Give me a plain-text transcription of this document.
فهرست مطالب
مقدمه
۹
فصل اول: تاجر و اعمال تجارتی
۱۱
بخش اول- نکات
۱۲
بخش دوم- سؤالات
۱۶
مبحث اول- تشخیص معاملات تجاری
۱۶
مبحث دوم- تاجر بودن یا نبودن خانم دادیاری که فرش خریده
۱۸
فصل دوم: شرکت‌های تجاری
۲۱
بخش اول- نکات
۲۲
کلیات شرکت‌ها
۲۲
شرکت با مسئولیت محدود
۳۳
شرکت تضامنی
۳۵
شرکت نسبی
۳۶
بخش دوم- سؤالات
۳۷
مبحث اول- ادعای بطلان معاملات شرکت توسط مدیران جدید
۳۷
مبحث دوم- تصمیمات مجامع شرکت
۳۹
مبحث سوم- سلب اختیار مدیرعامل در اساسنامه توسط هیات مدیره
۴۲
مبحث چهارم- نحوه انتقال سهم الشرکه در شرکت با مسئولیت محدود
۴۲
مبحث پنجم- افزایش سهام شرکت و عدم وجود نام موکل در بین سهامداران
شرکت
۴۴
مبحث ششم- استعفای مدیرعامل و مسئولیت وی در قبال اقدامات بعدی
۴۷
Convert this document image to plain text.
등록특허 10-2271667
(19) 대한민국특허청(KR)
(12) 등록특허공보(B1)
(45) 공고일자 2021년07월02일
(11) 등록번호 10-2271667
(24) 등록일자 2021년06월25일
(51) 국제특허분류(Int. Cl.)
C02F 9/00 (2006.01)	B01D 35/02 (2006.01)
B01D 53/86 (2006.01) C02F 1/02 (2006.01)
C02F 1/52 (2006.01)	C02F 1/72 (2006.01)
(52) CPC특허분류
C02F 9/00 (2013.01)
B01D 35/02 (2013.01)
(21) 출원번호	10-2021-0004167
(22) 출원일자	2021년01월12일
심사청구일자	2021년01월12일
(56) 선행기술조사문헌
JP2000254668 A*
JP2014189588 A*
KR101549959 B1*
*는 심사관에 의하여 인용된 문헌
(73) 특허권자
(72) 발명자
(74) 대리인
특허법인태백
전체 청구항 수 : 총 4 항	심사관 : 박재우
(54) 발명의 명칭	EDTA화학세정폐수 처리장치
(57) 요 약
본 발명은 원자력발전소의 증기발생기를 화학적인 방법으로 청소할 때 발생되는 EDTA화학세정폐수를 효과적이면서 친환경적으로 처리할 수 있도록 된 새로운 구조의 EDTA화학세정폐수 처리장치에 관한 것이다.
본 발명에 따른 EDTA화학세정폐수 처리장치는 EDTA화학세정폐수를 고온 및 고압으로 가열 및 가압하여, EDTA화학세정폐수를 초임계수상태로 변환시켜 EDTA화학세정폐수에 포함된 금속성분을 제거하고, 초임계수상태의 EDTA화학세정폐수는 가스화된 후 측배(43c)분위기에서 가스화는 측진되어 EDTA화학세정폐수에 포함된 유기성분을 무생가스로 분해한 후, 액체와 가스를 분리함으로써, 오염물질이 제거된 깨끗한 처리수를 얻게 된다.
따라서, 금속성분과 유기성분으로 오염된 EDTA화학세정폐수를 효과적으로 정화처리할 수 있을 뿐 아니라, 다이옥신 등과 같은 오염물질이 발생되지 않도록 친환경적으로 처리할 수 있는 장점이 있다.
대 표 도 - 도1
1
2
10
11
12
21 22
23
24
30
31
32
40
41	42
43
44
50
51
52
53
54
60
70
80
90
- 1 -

+---+

**Written exercise**
Filter the records above for "تاجر" and copy every matching line.

**Written solution**
فصل اول: تاجر و اعمال تجارتی
مبحث دوم- تاجر بودن یا نبودن خانم دادیاری که فرش خریده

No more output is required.